- _Written instruction_
Extract and list every line that contains the word "page".

- _Input for this task_
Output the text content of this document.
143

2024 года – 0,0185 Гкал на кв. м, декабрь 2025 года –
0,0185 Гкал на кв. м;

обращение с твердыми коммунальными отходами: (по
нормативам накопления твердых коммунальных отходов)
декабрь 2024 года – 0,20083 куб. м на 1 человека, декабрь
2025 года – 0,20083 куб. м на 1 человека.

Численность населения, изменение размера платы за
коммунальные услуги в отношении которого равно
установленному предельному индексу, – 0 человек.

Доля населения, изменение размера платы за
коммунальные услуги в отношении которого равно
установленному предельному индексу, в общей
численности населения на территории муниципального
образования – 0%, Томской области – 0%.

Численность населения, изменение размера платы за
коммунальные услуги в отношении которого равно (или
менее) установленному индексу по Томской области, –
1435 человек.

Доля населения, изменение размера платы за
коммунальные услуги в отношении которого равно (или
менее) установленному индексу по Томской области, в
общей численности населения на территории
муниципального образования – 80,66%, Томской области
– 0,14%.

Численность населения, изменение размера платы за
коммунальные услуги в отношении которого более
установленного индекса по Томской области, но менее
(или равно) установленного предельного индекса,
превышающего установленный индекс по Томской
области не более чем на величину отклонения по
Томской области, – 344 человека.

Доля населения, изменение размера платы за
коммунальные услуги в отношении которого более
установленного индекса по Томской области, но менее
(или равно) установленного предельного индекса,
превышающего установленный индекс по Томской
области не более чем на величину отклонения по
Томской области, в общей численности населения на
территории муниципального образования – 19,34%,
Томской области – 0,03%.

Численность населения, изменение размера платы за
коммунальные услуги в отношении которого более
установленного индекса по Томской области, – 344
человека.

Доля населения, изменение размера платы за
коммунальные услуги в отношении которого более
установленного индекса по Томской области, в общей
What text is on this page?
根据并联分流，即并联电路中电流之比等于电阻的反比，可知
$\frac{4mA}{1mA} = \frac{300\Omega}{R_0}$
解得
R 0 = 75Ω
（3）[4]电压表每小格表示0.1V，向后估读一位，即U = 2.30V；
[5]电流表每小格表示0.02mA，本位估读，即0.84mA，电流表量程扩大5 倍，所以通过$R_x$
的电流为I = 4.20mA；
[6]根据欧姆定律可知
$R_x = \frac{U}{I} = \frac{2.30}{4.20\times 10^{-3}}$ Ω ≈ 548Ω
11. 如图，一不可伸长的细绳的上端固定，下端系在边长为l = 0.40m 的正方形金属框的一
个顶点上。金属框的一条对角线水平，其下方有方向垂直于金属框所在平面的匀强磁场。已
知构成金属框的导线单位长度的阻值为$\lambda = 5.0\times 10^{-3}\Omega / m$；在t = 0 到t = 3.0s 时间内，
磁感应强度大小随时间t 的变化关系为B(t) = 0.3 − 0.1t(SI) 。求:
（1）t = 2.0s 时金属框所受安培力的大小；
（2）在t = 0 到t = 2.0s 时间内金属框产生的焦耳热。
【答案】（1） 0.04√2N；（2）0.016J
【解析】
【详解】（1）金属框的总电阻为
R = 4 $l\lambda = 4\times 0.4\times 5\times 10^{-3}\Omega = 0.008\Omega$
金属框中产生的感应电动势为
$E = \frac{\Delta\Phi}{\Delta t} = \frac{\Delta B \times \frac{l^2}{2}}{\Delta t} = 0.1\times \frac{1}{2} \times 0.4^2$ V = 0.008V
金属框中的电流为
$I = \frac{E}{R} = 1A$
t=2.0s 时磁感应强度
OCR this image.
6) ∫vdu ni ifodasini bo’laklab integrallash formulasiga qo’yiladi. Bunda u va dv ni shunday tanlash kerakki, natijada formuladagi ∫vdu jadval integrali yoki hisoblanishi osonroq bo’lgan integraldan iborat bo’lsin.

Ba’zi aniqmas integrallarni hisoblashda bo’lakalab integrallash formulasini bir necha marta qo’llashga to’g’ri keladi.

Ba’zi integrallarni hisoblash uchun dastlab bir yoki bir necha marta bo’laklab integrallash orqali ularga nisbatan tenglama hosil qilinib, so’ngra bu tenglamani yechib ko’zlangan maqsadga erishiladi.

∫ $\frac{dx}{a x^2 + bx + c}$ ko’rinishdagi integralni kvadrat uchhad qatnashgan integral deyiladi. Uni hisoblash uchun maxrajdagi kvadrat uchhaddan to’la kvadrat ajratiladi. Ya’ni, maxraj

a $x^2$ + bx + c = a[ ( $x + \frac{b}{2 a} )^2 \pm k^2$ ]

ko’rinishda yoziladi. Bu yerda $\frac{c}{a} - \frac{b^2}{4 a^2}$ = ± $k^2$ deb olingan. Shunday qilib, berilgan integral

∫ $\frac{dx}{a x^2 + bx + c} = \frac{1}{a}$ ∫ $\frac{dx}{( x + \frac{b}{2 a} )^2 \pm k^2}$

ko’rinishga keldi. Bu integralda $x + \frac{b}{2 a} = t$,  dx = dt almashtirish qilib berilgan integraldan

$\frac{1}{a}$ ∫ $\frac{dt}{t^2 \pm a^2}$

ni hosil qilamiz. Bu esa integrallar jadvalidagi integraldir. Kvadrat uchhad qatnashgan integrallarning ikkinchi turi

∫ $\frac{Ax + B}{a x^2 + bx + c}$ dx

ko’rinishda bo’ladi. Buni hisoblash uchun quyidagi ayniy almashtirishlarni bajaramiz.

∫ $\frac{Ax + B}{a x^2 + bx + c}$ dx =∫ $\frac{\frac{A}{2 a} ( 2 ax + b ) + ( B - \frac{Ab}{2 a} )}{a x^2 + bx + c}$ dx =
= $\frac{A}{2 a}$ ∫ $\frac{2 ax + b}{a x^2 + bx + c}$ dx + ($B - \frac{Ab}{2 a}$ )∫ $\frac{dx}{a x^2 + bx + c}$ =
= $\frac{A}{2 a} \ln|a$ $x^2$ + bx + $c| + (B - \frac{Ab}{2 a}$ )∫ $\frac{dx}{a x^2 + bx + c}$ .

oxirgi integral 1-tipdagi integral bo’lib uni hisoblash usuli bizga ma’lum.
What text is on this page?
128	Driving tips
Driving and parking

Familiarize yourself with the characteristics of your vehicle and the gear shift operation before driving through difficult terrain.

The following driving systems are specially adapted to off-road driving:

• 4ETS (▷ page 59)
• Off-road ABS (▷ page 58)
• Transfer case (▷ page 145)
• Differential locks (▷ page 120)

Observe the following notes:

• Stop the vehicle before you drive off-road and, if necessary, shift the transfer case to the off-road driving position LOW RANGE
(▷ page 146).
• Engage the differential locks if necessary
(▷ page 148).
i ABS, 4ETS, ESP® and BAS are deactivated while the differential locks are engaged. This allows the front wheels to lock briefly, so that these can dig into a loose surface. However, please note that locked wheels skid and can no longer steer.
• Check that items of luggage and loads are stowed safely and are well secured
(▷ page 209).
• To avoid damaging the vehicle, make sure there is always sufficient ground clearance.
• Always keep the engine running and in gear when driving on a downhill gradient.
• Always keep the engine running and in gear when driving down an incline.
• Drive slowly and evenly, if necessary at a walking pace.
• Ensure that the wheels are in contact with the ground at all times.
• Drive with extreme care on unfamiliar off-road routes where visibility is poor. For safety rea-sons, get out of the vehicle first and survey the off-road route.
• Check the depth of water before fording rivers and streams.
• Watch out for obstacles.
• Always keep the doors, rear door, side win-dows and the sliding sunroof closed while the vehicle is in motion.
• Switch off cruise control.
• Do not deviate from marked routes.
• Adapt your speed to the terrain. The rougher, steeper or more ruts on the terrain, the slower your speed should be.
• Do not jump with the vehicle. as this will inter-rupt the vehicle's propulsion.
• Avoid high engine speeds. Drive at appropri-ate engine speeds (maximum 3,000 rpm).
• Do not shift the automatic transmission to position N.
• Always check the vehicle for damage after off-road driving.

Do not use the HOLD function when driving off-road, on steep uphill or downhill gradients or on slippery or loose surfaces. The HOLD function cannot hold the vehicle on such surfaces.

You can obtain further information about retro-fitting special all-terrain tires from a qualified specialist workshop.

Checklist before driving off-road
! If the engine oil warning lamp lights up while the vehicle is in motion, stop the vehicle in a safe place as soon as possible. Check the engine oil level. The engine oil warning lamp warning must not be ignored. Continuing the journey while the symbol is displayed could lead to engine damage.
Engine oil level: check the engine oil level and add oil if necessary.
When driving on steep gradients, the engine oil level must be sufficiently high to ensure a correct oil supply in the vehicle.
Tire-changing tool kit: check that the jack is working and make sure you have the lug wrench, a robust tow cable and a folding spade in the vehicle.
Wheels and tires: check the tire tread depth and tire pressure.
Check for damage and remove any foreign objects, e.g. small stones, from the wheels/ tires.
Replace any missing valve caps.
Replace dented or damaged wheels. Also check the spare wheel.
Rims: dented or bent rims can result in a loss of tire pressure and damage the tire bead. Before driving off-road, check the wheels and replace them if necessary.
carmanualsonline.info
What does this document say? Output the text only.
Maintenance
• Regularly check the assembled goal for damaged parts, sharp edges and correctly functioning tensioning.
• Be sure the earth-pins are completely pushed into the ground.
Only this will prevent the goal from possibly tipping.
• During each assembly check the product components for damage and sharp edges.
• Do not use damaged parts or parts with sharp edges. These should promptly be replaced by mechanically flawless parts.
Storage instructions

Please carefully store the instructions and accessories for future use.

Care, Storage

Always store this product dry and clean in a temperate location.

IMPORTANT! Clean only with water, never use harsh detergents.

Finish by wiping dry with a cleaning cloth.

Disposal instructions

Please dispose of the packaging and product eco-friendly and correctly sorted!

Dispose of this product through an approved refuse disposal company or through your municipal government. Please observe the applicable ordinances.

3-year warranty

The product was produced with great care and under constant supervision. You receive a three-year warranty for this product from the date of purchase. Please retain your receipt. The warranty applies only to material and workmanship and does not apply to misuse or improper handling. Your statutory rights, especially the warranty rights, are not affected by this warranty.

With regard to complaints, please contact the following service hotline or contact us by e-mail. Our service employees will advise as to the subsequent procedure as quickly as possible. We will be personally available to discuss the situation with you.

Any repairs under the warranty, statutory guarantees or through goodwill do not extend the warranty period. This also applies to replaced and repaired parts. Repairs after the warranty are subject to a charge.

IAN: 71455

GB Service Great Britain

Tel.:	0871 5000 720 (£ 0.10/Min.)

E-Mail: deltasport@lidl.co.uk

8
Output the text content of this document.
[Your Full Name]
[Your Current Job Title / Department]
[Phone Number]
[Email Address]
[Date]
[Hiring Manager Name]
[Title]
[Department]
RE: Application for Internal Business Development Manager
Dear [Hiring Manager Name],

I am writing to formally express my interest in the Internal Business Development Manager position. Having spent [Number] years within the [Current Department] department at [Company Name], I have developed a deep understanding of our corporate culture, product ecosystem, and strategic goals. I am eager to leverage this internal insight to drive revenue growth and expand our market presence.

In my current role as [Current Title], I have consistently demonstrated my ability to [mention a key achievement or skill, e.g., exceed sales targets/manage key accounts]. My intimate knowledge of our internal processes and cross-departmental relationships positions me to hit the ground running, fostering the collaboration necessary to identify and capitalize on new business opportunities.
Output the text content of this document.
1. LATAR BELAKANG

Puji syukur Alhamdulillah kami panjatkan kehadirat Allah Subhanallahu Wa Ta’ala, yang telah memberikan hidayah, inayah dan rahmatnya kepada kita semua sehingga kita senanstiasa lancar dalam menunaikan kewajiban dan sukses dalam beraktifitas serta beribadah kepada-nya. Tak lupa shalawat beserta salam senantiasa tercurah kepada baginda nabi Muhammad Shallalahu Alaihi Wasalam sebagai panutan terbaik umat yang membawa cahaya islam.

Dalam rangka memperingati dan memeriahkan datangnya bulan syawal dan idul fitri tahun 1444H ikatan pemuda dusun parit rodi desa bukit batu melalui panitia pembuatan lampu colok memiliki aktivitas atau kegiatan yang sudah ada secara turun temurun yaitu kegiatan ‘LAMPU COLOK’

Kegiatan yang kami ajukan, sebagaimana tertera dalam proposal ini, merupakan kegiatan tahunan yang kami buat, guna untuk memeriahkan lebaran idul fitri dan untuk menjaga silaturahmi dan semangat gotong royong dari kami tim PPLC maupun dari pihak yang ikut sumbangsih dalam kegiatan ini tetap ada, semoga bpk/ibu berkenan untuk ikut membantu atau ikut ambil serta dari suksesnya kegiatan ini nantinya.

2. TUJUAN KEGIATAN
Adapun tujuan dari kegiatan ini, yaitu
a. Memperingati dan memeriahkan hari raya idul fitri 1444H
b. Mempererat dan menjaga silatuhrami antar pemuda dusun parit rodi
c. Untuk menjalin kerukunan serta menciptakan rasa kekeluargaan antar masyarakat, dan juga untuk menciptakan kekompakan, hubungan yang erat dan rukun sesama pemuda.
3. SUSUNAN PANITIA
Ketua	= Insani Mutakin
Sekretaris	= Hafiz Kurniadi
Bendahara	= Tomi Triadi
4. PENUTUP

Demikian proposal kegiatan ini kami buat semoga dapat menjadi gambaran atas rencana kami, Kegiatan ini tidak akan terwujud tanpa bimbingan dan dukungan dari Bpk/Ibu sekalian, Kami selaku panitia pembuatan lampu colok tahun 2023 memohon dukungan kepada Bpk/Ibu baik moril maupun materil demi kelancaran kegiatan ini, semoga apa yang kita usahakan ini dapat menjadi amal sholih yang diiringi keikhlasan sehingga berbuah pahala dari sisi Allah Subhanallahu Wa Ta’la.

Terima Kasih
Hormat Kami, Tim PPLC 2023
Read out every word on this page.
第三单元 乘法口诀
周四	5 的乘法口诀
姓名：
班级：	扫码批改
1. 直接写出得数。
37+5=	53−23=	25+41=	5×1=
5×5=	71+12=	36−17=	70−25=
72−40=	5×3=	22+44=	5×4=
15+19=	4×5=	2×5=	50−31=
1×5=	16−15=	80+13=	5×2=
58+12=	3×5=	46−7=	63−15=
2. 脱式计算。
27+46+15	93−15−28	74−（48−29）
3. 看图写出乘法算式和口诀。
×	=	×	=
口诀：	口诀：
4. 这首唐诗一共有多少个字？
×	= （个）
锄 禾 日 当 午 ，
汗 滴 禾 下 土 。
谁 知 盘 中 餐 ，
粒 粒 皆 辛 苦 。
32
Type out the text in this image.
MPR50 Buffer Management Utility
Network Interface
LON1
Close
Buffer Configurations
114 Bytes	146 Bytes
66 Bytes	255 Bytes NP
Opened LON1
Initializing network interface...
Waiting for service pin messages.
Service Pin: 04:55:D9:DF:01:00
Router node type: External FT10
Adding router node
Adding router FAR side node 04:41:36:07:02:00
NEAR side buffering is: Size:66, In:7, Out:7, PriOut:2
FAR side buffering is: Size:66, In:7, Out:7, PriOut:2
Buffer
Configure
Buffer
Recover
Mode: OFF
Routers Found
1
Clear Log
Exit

- _The answer_
What text is on this page?
What text is on this page?
• 4ETS (▷ page 59)
• Off-road ABS (▷ page 58)
• Transfer case (▷ page 145)
• Differential locks (▷ page 120)
(▷ page 146).
(▷ page 148).
(▷ page 209).
Read out every word on this page.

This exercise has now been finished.